■ **Objective**: Show every line in the records below that contains the word "free".

■ **Dataset entries**:
· · · · · · ·

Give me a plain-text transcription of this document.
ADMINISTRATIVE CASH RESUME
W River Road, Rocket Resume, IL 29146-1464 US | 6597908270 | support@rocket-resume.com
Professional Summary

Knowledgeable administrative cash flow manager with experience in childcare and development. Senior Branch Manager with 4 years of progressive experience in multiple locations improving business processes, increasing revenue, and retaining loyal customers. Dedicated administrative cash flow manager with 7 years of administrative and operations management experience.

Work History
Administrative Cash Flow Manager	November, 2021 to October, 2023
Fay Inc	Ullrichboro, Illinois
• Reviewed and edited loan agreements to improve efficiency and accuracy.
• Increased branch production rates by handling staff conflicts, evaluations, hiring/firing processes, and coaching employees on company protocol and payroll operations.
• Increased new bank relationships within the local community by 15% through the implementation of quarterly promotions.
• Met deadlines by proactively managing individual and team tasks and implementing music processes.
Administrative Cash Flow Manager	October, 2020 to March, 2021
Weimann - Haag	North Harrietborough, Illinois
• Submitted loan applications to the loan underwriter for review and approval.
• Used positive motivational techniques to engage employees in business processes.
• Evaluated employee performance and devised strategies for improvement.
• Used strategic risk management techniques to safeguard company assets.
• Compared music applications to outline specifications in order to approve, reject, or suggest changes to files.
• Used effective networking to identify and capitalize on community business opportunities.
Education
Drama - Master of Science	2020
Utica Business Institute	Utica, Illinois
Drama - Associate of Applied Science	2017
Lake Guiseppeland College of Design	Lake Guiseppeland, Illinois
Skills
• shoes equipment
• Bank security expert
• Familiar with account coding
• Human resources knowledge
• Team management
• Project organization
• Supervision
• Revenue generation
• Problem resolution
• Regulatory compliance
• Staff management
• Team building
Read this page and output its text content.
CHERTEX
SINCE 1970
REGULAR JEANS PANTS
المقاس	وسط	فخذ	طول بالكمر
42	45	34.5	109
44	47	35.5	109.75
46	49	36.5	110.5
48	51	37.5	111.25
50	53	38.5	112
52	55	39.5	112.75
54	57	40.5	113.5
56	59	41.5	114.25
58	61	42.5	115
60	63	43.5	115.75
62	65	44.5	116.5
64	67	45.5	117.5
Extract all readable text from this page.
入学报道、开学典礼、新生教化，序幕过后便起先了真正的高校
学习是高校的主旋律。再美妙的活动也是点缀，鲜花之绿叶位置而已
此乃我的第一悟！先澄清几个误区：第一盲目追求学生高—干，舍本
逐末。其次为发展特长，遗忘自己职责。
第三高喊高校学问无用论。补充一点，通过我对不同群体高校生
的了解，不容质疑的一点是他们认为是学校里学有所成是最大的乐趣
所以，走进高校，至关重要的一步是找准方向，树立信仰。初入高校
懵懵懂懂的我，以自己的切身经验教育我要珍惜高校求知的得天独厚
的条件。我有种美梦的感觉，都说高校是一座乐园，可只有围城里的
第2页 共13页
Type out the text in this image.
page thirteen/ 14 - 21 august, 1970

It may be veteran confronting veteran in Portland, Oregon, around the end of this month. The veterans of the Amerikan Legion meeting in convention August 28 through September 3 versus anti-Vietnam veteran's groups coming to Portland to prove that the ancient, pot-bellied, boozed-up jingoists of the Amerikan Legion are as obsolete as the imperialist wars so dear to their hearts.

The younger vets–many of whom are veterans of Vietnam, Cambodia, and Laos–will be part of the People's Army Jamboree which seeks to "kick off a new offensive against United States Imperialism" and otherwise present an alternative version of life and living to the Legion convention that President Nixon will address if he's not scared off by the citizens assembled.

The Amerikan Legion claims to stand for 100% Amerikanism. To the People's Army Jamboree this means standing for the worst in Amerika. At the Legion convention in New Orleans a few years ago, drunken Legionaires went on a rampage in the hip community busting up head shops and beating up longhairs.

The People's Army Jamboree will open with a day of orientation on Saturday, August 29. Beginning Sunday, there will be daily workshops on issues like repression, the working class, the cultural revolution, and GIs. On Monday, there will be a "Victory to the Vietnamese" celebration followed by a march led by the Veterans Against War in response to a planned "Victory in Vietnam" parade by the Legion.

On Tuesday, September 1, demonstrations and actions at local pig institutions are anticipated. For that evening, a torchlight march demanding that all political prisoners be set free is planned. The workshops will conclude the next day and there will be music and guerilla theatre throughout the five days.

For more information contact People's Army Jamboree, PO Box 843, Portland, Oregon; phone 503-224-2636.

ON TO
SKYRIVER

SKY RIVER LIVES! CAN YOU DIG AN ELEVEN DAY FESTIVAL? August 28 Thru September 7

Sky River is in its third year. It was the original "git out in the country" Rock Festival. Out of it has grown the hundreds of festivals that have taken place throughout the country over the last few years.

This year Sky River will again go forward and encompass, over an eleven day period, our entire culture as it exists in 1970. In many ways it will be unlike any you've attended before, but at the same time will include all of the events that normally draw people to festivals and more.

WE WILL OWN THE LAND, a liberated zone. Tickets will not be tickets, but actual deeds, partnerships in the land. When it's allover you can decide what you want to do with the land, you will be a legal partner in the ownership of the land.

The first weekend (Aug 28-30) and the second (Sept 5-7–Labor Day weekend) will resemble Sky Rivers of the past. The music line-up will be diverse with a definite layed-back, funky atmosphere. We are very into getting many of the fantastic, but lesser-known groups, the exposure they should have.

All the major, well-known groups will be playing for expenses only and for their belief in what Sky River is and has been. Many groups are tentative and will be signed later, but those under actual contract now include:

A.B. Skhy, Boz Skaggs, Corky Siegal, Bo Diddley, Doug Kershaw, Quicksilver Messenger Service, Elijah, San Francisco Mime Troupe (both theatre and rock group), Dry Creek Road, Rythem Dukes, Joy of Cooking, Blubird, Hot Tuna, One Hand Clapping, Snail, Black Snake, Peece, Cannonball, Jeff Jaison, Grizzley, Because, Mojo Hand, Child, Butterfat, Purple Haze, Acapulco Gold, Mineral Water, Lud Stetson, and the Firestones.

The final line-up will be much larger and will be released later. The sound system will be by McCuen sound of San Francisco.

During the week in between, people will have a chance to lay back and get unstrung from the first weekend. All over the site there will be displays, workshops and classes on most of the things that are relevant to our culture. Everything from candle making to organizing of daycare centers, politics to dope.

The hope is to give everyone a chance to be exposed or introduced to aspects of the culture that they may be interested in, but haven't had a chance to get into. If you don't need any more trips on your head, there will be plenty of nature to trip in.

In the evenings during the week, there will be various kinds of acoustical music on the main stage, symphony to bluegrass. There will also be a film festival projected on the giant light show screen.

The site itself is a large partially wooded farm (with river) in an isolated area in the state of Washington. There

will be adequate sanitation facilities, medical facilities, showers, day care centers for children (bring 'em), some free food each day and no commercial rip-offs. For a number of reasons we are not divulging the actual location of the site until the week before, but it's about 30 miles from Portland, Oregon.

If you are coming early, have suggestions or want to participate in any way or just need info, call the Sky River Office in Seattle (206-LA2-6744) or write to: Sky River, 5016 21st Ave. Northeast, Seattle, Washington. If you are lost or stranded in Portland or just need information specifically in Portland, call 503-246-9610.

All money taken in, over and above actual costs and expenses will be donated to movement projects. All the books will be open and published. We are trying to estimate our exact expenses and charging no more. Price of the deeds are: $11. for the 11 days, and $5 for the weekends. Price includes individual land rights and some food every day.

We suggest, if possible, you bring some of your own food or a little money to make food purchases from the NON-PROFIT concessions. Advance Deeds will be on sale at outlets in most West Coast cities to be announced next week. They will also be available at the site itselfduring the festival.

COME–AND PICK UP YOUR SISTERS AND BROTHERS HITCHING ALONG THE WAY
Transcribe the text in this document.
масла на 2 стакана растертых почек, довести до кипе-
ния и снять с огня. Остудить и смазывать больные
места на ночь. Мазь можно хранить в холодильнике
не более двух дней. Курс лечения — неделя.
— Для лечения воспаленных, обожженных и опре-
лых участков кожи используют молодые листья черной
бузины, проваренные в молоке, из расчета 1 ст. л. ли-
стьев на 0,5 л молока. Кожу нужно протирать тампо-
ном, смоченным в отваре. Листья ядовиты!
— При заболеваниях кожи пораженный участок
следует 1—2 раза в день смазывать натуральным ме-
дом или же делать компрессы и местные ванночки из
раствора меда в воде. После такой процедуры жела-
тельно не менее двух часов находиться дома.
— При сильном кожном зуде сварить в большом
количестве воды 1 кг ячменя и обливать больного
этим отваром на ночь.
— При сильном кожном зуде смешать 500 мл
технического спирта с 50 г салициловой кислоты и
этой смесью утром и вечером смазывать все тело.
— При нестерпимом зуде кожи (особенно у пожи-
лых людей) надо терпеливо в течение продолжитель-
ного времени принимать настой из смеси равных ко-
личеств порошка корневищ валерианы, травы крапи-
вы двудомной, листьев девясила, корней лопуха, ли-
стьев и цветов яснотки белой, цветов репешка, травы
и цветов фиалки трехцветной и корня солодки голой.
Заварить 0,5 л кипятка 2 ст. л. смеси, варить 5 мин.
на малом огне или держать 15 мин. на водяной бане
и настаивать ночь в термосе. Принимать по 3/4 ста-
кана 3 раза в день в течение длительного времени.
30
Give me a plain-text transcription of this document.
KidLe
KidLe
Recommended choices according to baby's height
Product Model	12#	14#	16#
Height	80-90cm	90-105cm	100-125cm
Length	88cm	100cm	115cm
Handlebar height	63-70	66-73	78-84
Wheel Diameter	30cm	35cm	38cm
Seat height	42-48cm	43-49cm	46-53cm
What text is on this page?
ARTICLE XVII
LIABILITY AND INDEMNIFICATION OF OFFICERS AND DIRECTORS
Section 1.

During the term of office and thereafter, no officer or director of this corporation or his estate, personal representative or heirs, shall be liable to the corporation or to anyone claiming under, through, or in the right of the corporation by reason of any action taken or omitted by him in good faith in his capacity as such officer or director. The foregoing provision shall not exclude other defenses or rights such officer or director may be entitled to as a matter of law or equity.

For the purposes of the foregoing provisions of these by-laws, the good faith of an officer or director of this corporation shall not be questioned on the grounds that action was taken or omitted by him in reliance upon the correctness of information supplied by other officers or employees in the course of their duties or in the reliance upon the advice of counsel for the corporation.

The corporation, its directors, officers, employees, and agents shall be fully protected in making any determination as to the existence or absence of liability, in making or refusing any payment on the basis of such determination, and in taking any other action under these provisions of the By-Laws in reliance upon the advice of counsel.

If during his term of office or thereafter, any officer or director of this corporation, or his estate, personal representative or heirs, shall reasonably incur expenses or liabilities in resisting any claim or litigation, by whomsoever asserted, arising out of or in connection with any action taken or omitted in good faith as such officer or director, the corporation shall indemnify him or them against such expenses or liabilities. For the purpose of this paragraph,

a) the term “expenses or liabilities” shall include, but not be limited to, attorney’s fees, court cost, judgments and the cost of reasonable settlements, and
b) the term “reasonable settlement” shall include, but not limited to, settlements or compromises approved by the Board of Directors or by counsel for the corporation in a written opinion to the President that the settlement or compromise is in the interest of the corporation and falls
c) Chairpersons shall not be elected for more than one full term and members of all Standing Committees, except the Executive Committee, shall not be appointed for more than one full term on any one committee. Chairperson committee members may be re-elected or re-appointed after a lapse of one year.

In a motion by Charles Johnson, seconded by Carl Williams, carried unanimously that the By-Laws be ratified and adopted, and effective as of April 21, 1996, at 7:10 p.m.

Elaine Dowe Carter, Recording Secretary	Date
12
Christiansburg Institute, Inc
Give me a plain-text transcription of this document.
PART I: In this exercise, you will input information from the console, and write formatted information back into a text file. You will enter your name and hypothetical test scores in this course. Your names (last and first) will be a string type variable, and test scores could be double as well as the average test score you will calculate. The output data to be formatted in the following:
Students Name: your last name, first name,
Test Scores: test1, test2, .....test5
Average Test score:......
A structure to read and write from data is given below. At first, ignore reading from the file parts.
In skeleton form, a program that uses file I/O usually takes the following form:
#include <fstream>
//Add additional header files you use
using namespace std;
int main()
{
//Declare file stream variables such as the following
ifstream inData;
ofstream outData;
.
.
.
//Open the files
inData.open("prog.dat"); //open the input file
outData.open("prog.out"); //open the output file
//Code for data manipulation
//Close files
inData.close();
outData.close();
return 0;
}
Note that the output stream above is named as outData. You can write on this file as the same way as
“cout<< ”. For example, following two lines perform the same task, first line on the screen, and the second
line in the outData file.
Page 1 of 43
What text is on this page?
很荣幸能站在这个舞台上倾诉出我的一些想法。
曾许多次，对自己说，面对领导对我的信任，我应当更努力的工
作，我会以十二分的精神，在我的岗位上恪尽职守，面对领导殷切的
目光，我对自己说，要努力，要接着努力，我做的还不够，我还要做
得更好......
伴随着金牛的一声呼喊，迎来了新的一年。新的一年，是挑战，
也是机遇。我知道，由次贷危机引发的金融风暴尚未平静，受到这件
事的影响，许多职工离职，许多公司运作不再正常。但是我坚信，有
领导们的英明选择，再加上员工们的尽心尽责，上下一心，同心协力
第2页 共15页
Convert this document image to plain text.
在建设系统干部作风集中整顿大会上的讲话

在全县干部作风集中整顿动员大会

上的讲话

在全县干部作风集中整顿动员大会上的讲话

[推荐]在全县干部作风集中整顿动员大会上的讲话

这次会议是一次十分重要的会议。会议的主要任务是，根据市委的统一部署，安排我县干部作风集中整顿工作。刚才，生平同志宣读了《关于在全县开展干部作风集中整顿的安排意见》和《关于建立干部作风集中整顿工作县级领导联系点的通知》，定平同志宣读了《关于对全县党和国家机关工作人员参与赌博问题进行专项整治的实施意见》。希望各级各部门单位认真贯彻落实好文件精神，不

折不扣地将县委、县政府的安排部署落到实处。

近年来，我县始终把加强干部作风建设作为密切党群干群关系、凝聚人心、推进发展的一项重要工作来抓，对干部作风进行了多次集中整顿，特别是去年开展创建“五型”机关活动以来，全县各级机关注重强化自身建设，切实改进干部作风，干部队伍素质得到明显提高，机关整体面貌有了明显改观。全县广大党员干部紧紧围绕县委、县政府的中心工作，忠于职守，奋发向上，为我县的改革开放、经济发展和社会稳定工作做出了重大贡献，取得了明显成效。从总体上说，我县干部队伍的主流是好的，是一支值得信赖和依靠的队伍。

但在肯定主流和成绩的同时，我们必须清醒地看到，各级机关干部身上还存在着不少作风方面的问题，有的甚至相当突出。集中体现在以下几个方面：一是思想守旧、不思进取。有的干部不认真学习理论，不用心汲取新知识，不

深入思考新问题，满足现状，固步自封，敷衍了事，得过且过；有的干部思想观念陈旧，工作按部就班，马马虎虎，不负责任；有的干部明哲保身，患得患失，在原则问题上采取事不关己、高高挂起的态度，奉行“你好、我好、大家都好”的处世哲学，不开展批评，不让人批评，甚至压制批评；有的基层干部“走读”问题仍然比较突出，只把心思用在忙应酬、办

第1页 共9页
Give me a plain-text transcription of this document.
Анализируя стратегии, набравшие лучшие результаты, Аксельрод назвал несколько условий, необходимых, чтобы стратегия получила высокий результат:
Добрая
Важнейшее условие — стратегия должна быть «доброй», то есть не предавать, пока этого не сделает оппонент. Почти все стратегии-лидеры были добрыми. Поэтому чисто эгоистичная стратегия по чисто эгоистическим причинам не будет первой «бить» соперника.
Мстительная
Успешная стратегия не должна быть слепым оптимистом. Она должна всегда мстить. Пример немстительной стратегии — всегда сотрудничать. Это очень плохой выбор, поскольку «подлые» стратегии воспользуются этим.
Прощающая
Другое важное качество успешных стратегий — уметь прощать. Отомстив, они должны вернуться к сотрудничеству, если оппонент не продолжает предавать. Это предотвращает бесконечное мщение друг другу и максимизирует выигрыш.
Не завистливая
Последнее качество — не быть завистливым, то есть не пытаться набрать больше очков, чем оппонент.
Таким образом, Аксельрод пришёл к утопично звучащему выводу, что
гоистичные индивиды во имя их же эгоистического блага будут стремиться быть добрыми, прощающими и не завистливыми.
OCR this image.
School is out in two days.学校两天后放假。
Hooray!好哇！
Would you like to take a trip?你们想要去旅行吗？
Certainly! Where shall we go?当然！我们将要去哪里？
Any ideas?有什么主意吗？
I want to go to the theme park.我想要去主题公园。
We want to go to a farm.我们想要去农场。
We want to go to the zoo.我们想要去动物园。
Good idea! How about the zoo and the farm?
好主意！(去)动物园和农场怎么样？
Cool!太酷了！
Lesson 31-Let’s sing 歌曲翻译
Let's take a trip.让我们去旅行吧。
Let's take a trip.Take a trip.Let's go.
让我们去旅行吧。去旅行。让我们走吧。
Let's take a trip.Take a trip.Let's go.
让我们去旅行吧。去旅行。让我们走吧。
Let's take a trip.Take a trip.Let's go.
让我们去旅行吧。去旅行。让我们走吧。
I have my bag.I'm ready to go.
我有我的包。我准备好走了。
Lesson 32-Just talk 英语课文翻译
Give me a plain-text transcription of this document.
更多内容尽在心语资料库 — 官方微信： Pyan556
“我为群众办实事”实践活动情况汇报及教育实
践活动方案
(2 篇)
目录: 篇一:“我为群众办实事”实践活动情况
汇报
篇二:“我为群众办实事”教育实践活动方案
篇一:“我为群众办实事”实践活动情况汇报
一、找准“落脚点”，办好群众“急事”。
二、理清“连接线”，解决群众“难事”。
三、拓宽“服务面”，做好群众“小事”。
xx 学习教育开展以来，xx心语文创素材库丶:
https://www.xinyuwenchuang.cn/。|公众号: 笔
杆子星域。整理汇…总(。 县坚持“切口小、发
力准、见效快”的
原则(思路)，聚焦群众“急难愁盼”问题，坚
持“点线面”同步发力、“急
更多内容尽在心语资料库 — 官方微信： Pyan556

· · · · · · ·

■ **Task output**:
On Tuesday, September 1, demonstrations and actions at local pig institutions are anticipated. For that evening, a torchlight march demanding that all political prisoners be set free is planned. The workshops will conclude the next day and there will be music and guerilla theatre throughout the five days.
will be adequate sanitation facilities, medical facilities, showers, day care centers for children (bring 'em), some free food each day and no commercial rip-offs. For a number of reasons we are not divulging the actual location of the site until the week before, but it's about 30 miles from Portland, Oregon.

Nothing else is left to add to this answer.